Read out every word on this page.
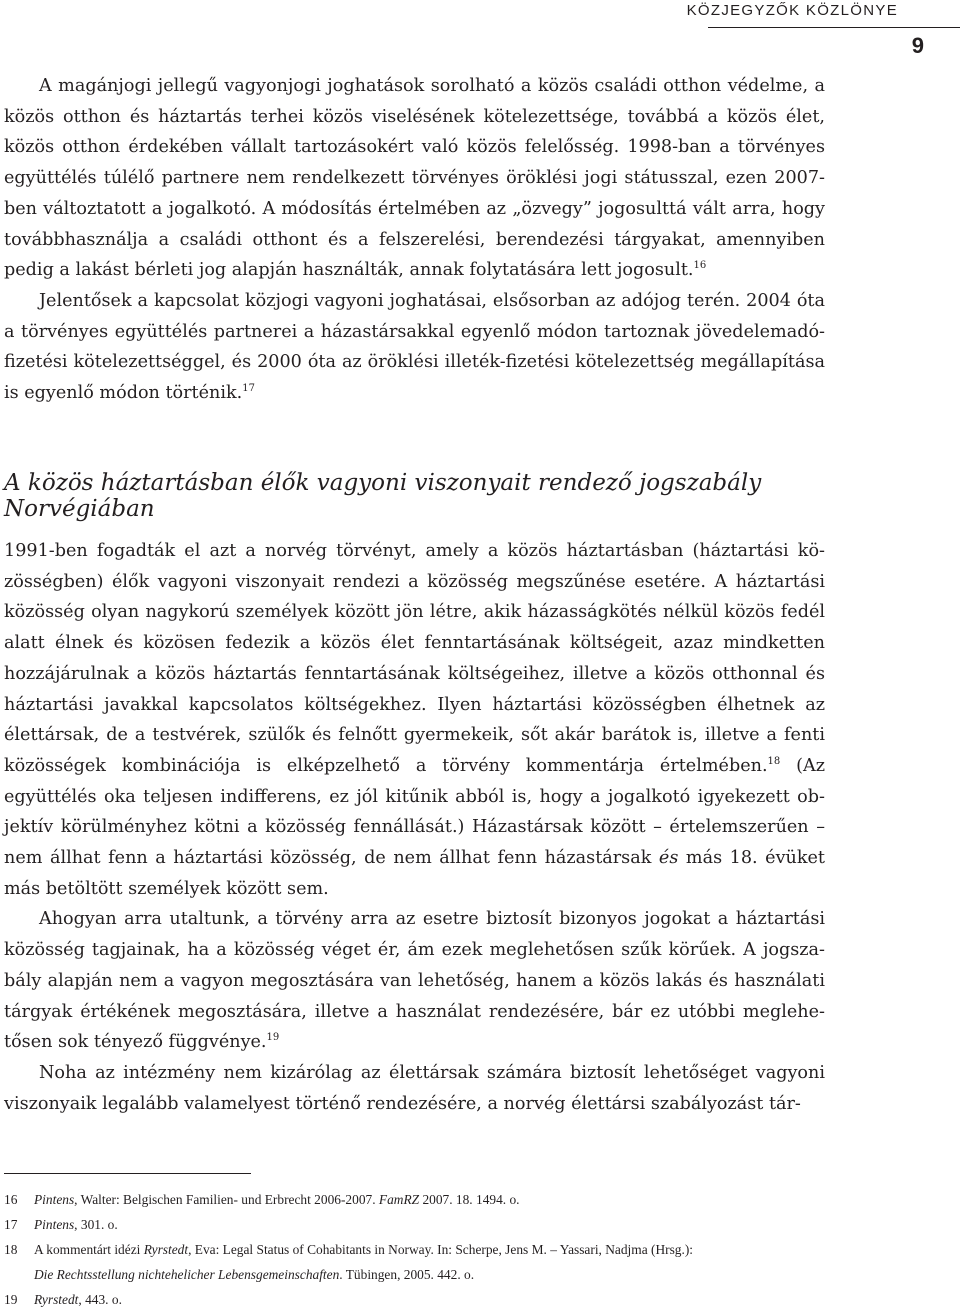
KÖZJEGYZŐK KÖZLÖNYE
9

A magánjogi jellegű vagyonjogi joghatások sorolható a közös családi otthon védelme, a közös otthon és háztartás terhei közös viselésének kötelezettsége, továbbá a közös élet, közös otthon érdekében vállalt tartozásokért való közös felelősség. 1998-ban a törvényes együttélés túlélő partnere nem rendelkezett törvényes öröklési jogi státusszal, ezen 2007-ben változtatott a jogalkotó. A módosítás értelmében az „özvegy” jogosulttá vált arra, hogy továbbhasználja a családi otthont és a felszerelési, berendezési tárgyakat, amennyiben pedig a lakást bérleti jog alapján használták, annak folytatására lett jogosult.$^{16}$

Jelentősek a kapcsolat közjogi vagyoni joghatásai, elsősorban az adójog terén. 2004 óta a törvényes együttélés partnerei a házastársakkal egyenlő módon tartoznak jövedelemadó-fizetési kötelezettséggel, és 2000 óta az öröklési illeték-fizetési kötelezettség megállapítása is egyenlő módon történik.$^{17}$

A közös háztartásban élők vagyoni viszonyait rendező jogszabály Norvégiában

1991-ben fogadták el azt a norvég törvényt, amely a közös háztartásban (háztartási közösségben) élők vagyoni viszonyait rendezi a közösség megszűnése esetére. A háztartási közösség olyan nagykorú személyek között jön létre, akik házasságkötés nélkül közös fedél alatt élnek és közösen fedezik a közös élet fenntartásának költségeit, azaz mindketten hozzájárulnak a közös háztartás fenntartásának költségeihez, illetve a közös otthonnal és háztartási javakkal kapcsolatos költségekhez. Ilyen háztartási közösségben élhetnek az élettársak, de a testvérek, szülők és felnőtt gyermekeik, sőt akár barátok is, illetve a fenti közösségek kombinációja is elképzelhető a törvény kommentárja értelmében.$^{18}$ (Az együttélés oka teljesen indifferens, ez jól kitűnik abból is, hogy a jogalkotó igyekezett objektív körülményhez kötni a közösség fennállását.) Házastársak között – értelemszerűen – nem állhat fenn a háztartási közösség, de nem állhat fenn házastársak és más 18. évüket más betöltött személyek között sem.

Ahogyan arra utaltunk, a törvény arra az esetre biztosít bizonyos jogokat a háztartási közösség tagjainak, ha a közösség véget ér, ám ezek meglehetősen szűk körűek. A jogszabály alapján nem a vagyon megosztására van lehetőség, hanem a közös lakás és használati tárgyak értékének megosztására, illetve a használat rendezésére, bár ez utóbbi meglehetősen sok tényező függvénye.$^{19}$

Noha az intézmény nem kizárólag az élettársak számára biztosít lehetőséget vagyoni viszonyaik legalább valamelyest történő rendezésére, a norvég élettársi szabályozást tár-

16 Pintens, Walter: Belgischen Familien- und Erbrecht 2006-2007. FamRZ 2007. 18. 1494. o.
17 Pintens, 301. o.
18 A kommentárt idézi Ryrstedt, Eva: Legal Status of Cohabitants in Norway. In: Scherpe, Jens M. – Yassari, Nadjma (Hrsg.):
Die Rechtsstellung nichtehelicher Lebensgemeinschaften. Tübingen, 2005. 442. o.
19 Ryrstedt, 443. o.
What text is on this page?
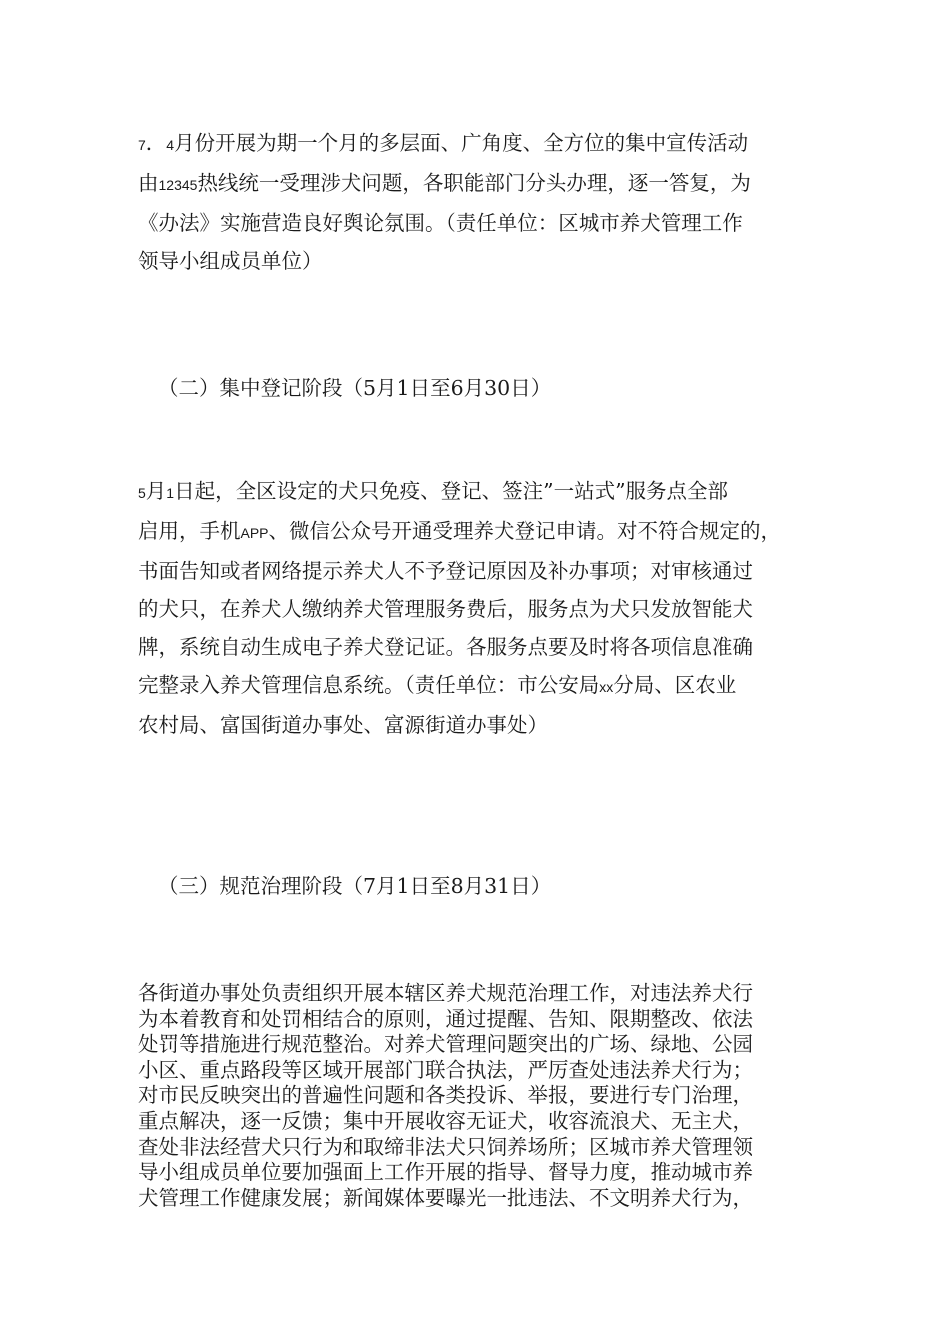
7．4月份开展为期一个月的多层面、广角度、全方位的集中宣传活动
由12345热线统一受理涉犬问题，各职能部门分头办理，逐一答复，为
《办法》实施营造良好舆论氛围。（责任单位：区城市养犬管理工作
领导小组成员单位）
（二）集中登记阶段（5月1日至6月30日）
5月1日起，全区设定的犬只免疫、登记、签注”一站式”服务点全部
启用，手机APP、微信公众号开通受理养犬登记申请。对不符合规定的，
书面告知或者网络提示养犬人不予登记原因及补办事项；对审核通过
的犬只，在养犬人缴纳养犬管理服务费后，服务点为犬只发放智能犬
牌，系统自动生成电子养犬登记证。各服务点要及时将各项信息准确
完整录入养犬管理信息系统。（责任单位：市公安局xx分局、区农业
农村局、富国街道办事处、富源街道办事处）
（三）规范治理阶段（7月1日至8月31日）
各街道办事处负责组织开展本辖区养犬规范治理工作，对违法养犬行
为本着教育和处罚相结合的原则，通过提醒、告知、限期整改、依法
处罚等措施进行规范整治。对养犬管理问题突出的广场、绿地、公园
小区、重点路段等区域开展部门联合执法，严厉查处违法养犬行为；
对市民反映突出的普遍性问题和各类投诉、举报，要进行专门治理，
重点解决，逐一反馈；集中开展收容无证犬，收容流浪犬、无主犬，
查处非法经营犬只行为和取缔非法犬只饲养场所；区城市养犬管理领
导小组成员单位要加强面上工作开展的指导、督导力度，推动城市养
犬管理工作健康发展；新闻媒体要曝光一批违法、不文明养犬行为，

================================

(Aim) Write the entries above out again exactly, but not the pictures.

(Completed exercise)
Read out every word on this page.
KÖZJEGYZŐK KÖZLÖNYE
9

A magánjogi jellegű vagyonjogi joghatások sorolható a közös családi otthon védelme, a közös otthon és háztartás terhei közös viselésének kötelezettsége, továbbá a közös élet, közös otthon érdekében vállalt tartozásokért való közös felelősség. 1998-ban a törvényes együttélés túlélő partnere nem rendelkezett törvényes öröklési jogi státusszal, ezen 2007-ben változtatott a jogalkotó. A módosítás értelmében az „özvegy” jogosulttá vált arra, hogy továbbhasználja a családi otthont és a felszerelési, berendezési tárgyakat, amennyiben pedig a lakást bérleti jog alapján használták, annak folytatására lett jogosult.$^{16}$

Jelentősek a kapcsolat közjogi vagyoni joghatásai, elsősorban az adójog terén. 2004 óta a törvényes együttélés partnerei a házastársakkal egyenlő módon tartoznak jövedelemadó-fizetési kötelezettséggel, és 2000 óta az öröklési illeték-fizetési kötelezettség megállapítása is egyenlő módon történik.$^{17}$

A közös háztartásban élők vagyoni viszonyait rendező jogszabály Norvégiában

1991-ben fogadták el azt a norvég törvényt, amely a közös háztartásban (háztartási közösségben) élők vagyoni viszonyait rendezi a közösség megszűnése esetére. A háztartási közösség olyan nagykorú személyek között jön létre, akik házasságkötés nélkül közös fedél alatt élnek és közösen fedezik a közös élet fenntartásának költségeit, azaz mindketten hozzájárulnak a közös háztartás fenntartásának költségeihez, illetve a közös otthonnal és háztartási javakkal kapcsolatos költségekhez. Ilyen háztartási közösségben élhetnek az élettársak, de a testvérek, szülők és felnőtt gyermekeik, sőt akár barátok is, illetve a fenti közösségek kombinációja is elképzelhető a törvény kommentárja értelmében.$^{18}$ (Az együttélés oka teljesen indifferens, ez jól kitűnik abból is, hogy a jogalkotó igyekezett objektív körülményhez kötni a közösség fennállását.) Házastársak között – értelemszerűen – nem állhat fenn a háztartási közösség, de nem állhat fenn házastársak és más 18. évüket más betöltött személyek között sem.

Ahogyan arra utaltunk, a törvény arra az esetre biztosít bizonyos jogokat a háztartási közösség tagjainak, ha a közösség véget ér, ám ezek meglehetősen szűk körűek. A jogszabály alapján nem a vagyon megosztására van lehetőség, hanem a közös lakás és használati tárgyak értékének megosztására, illetve a használat rendezésére, bár ez utóbbi meglehetősen sok tényező függvénye.$^{19}$

Noha az intézmény nem kizárólag az élettársak számára biztosít lehetőséget vagyoni viszonyaik legalább valamelyest történő rendezésére, a norvég élettársi szabályozást tár-

16 Pintens, Walter: Belgischen Familien- und Erbrecht 2006-2007. FamRZ 2007. 18. 1494. o.
17 Pintens, 301. o.
18 A kommentárt idézi Ryrstedt, Eva: Legal Status of Cohabitants in Norway. In: Scherpe, Jens M. – Yassari, Nadjma (Hrsg.):
Die Rechtsstellung nichtehelicher Lebensgemeinschaften. Tübingen, 2005. 442. o.
19 Ryrstedt, 443. o.
What text is on this page?
7．4月份开展为期一个月的多层面、广角度、全方位的集中宣传活动
由12345热线统一受理涉犬问题，各职能部门分头办理，逐一答复，为
《办法》实施营造良好舆论氛围。（责任单位：区城市养犬管理工作
领导小组成员单位）
（二）集中登记阶段（5月1日至6月30日）
5月1日起，全区设定的犬只免疫、登记、签注”一站式”服务点全部
启用，手机APP、微信公众号开通受理养犬登记申请。对不符合规定的，
书面告知或者网络提示养犬人不予登记原因及补办事项；对审核通过
的犬只，在养犬人缴纳养犬管理服务费后，服务点为犬只发放智能犬
牌，系统自动生成电子养犬登记证。各服务点要及时将各项信息准确
完整录入养犬管理信息系统。（责任单位：市公安局xx分局、区农业
农村局、富国街道办事处、富源街道办事处）
（三）规范治理阶段（7月1日至8月31日）
各街道办事处负责组织开展本辖区养犬规范治理工作，对违法养犬行
为本着教育和处罚相结合的原则，通过提醒、告知、限期整改、依法
处罚等措施进行规范整治。对养犬管理问题突出的广场、绿地、公园
小区、重点路段等区域开展部门联合执法，严厉查处违法养犬行为；
对市民反映突出的普遍性问题和各类投诉、举报，要进行专门治理，
重点解决，逐一反馈；集中开展收容无证犬，收容流浪犬、无主犬，
查处非法经营犬只行为和取缔非法犬只饲养场所；区城市养犬管理领
导小组成员单位要加强面上工作开展的指导、督导力度，推动城市养
犬管理工作健康发展；新闻媒体要曝光一批违法、不文明养犬行为，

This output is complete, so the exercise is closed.